• The request: From the data that follows, report how many lines hold the string "Daily", giving only the number.

───

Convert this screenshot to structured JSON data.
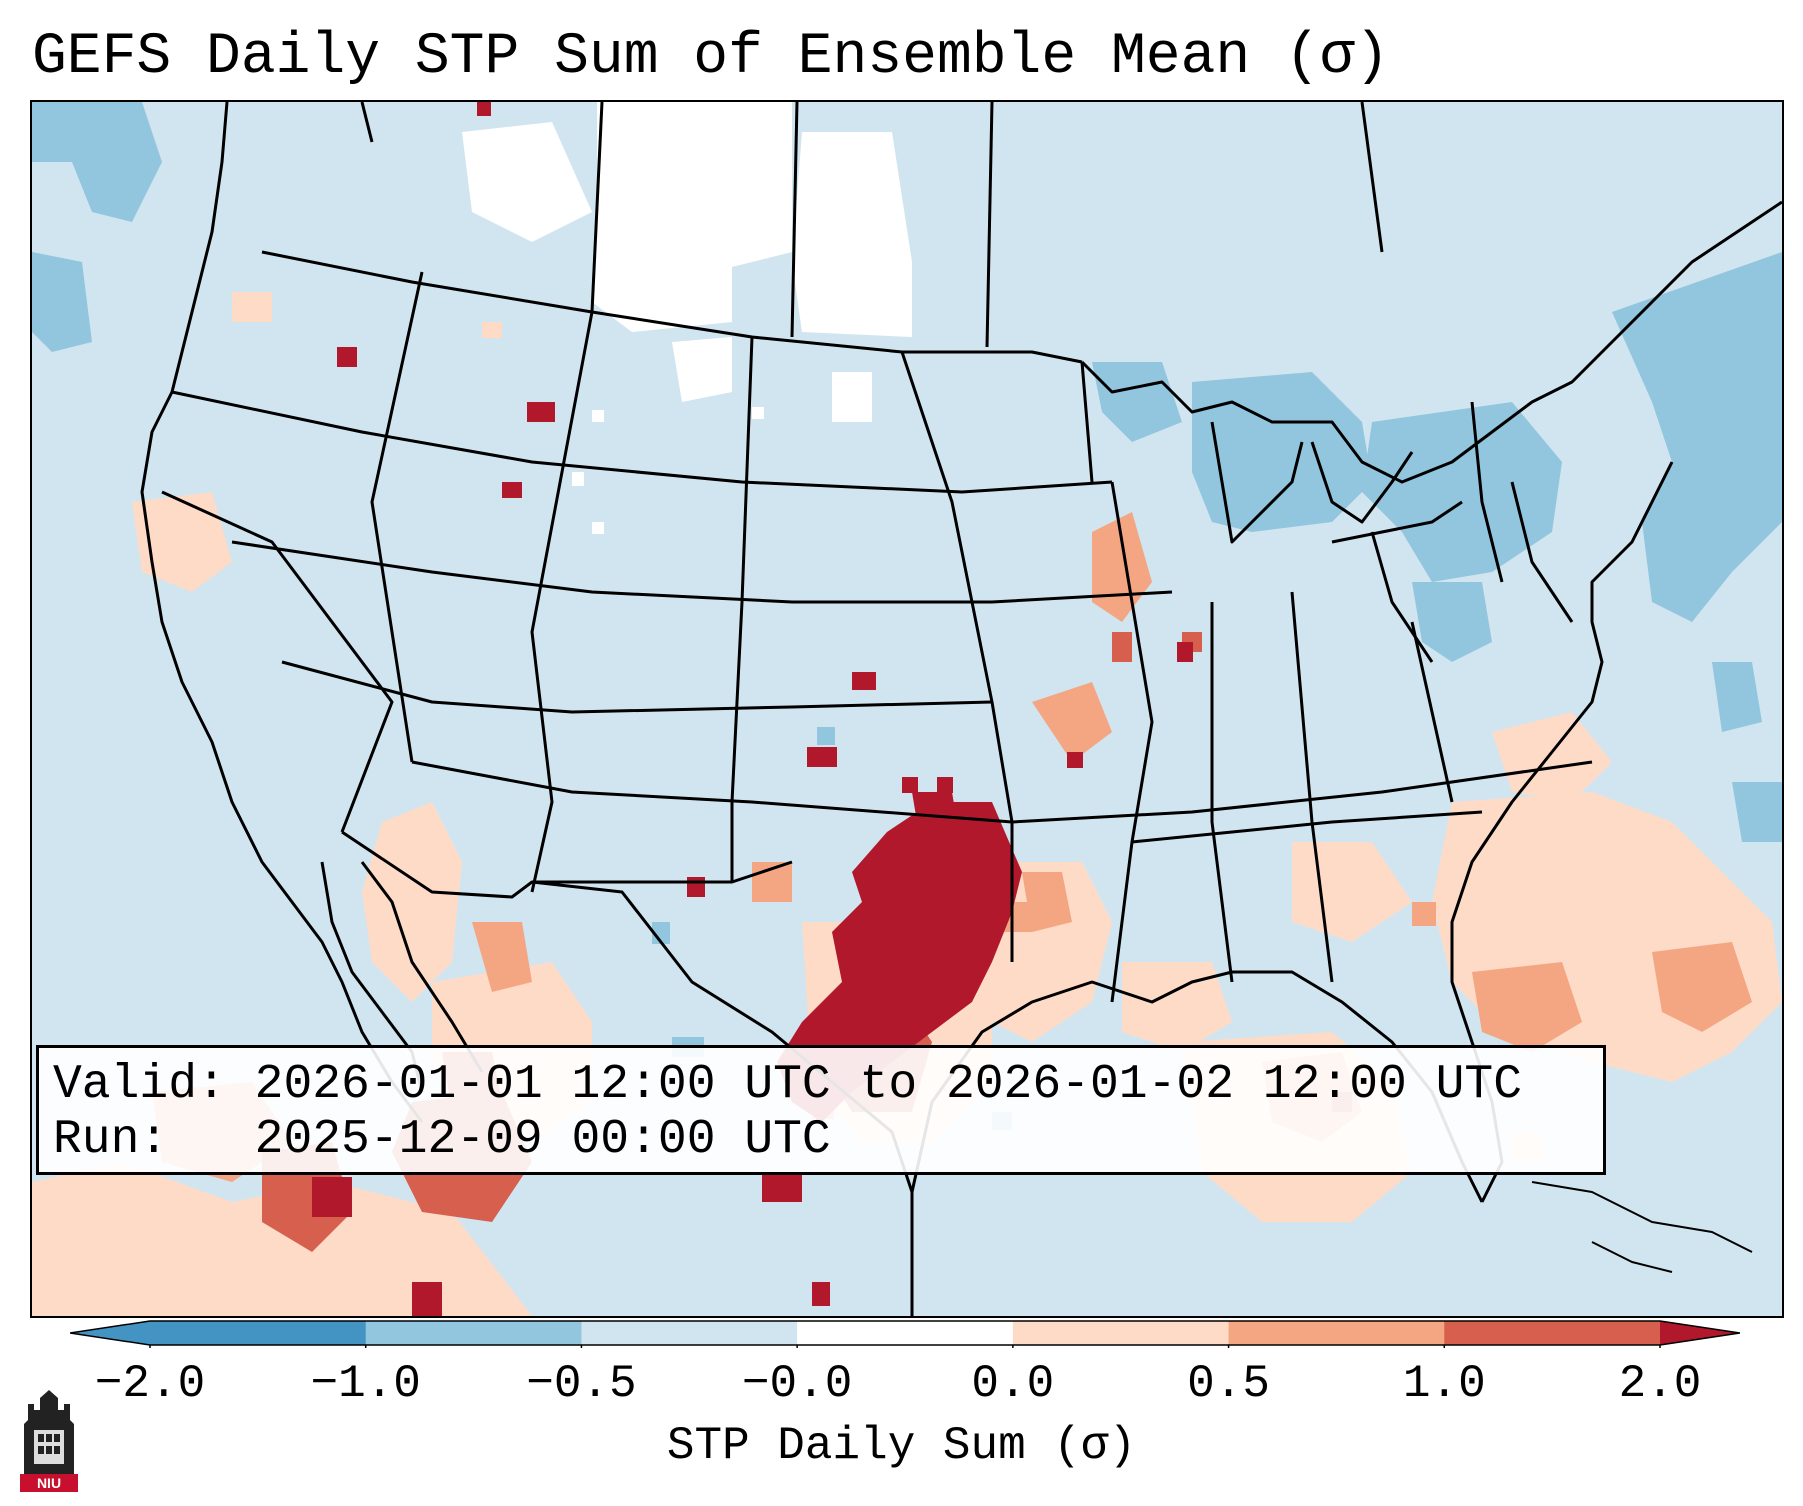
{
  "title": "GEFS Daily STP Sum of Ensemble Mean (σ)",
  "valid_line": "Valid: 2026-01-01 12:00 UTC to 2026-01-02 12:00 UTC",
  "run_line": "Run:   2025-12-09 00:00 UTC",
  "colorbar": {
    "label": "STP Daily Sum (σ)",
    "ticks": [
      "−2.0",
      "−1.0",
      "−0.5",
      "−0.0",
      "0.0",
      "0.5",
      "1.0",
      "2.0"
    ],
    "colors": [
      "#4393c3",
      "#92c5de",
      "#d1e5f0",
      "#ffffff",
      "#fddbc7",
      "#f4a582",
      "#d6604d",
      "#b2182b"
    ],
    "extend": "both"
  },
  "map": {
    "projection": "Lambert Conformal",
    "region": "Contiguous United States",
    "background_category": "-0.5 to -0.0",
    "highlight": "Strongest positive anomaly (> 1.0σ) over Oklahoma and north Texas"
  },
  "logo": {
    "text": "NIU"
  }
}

───

• Answer to the problem: 2